### SOURCE DATA ###

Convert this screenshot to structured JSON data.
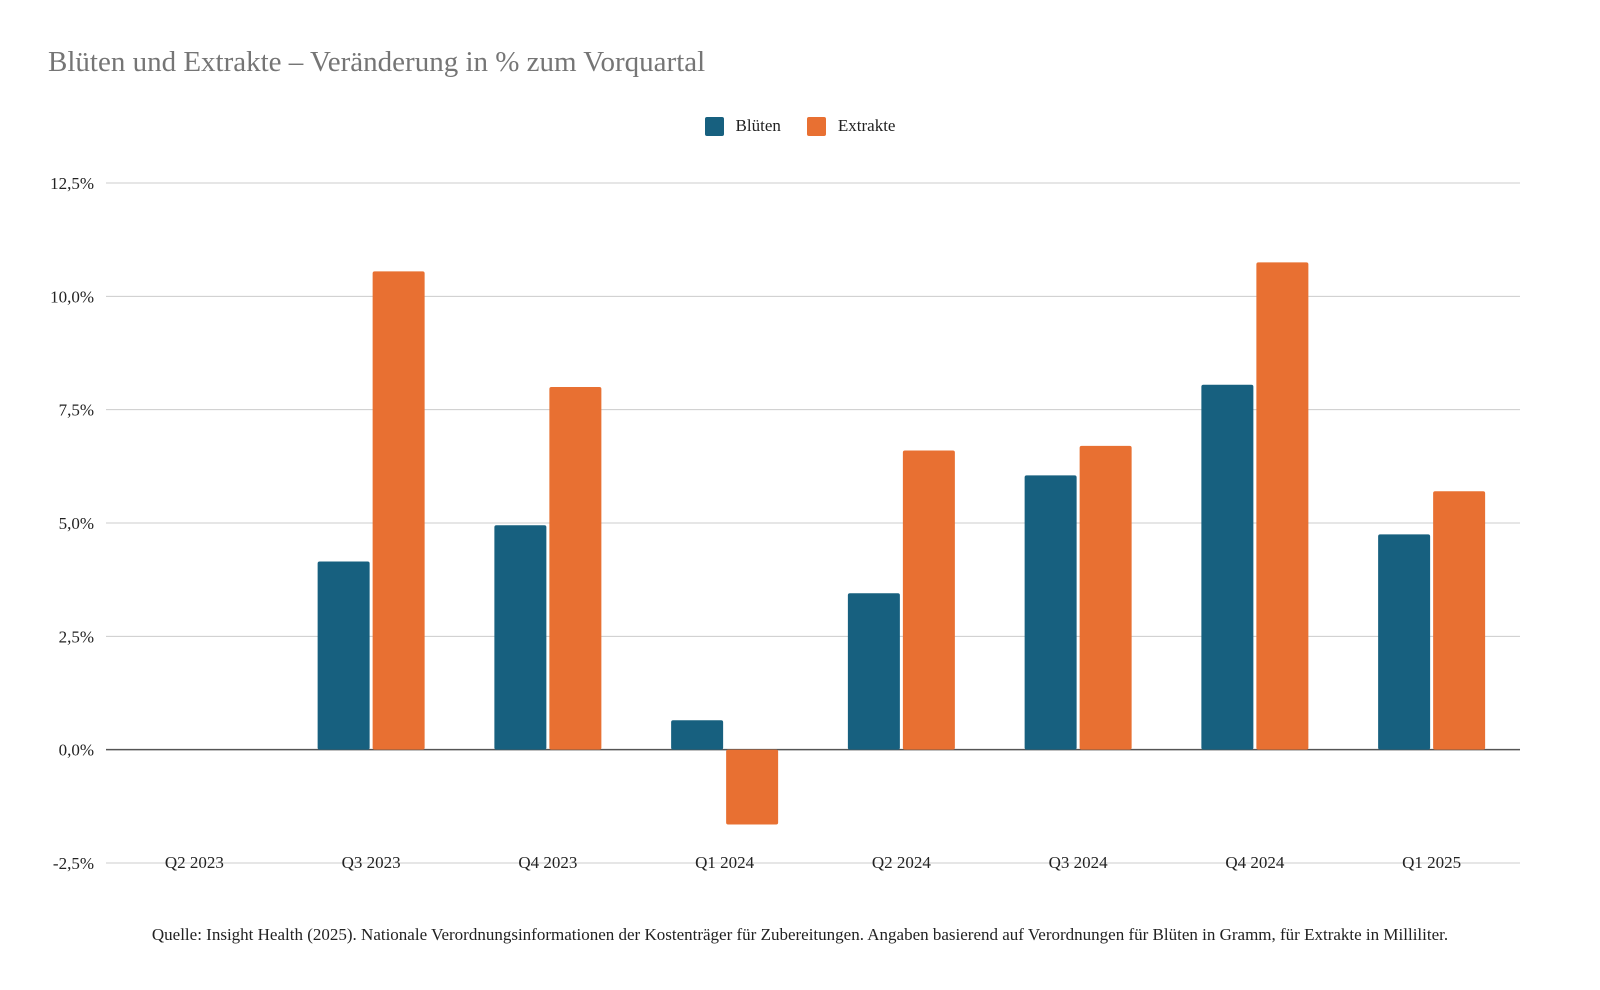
{
  "chart_data": {
    "type": "bar",
    "title": "Blüten und Extrakte – Veränderung in % zum Vorquartal",
    "xlabel": "",
    "ylabel": "",
    "categories": [
      "Q2 2023",
      "Q3 2023",
      "Q4 2023",
      "Q1 2024",
      "Q2 2024",
      "Q3 2024",
      "Q4 2024",
      "Q1 2025"
    ],
    "series": [
      {
        "name": "Blüten",
        "color": "#17607f",
        "values": [
          null,
          4.15,
          4.95,
          0.65,
          3.45,
          6.05,
          8.05,
          4.75
        ]
      },
      {
        "name": "Extrakte",
        "color": "#e87032",
        "values": [
          null,
          10.55,
          8.0,
          -1.65,
          6.6,
          6.7,
          10.75,
          5.7
        ]
      }
    ],
    "ylim": [
      -2.5,
      12.5
    ],
    "yticks": [
      -2.5,
      0,
      2.5,
      5,
      7.5,
      10,
      12.5
    ],
    "ytick_labels": [
      "-2,5%",
      "0,0%",
      "2,5%",
      "5,0%",
      "7,5%",
      "10,0%",
      "12,5%"
    ],
    "grid": true,
    "legend_position": "top-center",
    "source": "Quelle: Insight Health (2025). Nationale Verordnungsinformationen der Kostenträger für Zubereitungen. Angaben basierend auf Verordnungen für Blüten in Gramm, für Extrakte in Milliliter."
  }
}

###

= PROMPT =
Pictures stay out; repeat all the rest of the records exactly.

= TASK RESPONSE =
Convert this screenshot to structured JSON data.
{
  "chart_data": {
    "type": "bar",
    "title": "Blüten und Extrakte – Veränderung in % zum Vorquartal",
    "xlabel": "",
    "ylabel": "",
    "categories": [
      "Q2 2023",
      "Q3 2023",
      "Q4 2023",
      "Q1 2024",
      "Q2 2024",
      "Q3 2024",
      "Q4 2024",
      "Q1 2025"
    ],
    "series": [
      {
        "name": "Blüten",
        "color": "#17607f",
        "values": [
          null,
          4.15,
          4.95,
          0.65,
          3.45,
          6.05,
          8.05,
          4.75
        ]
      },
      {
        "name": "Extrakte",
        "color": "#e87032",
        "values": [
          null,
          10.55,
          8.0,
          -1.65,
          6.6,
          6.7,
          10.75,
          5.7
        ]
      }
    ],
    "ylim": [
      -2.5,
      12.5
    ],
    "yticks": [
      -2.5,
      0,
      2.5,
      5,
      7.5,
      10,
      12.5
    ],
    "ytick_labels": [
      "-2,5%",
      "0,0%",
      "2,5%",
      "5,0%",
      "7,5%",
      "10,0%",
      "12,5%"
    ],
    "grid": true,
    "legend_position": "top-center",
    "source": "Quelle: Insight Health (2025). Nationale Verordnungsinformationen der Kostenträger für Zubereitungen. Angaben basierend auf Verordnungen für Blüten in Gramm, für Extrakte in Milliliter."
  }
}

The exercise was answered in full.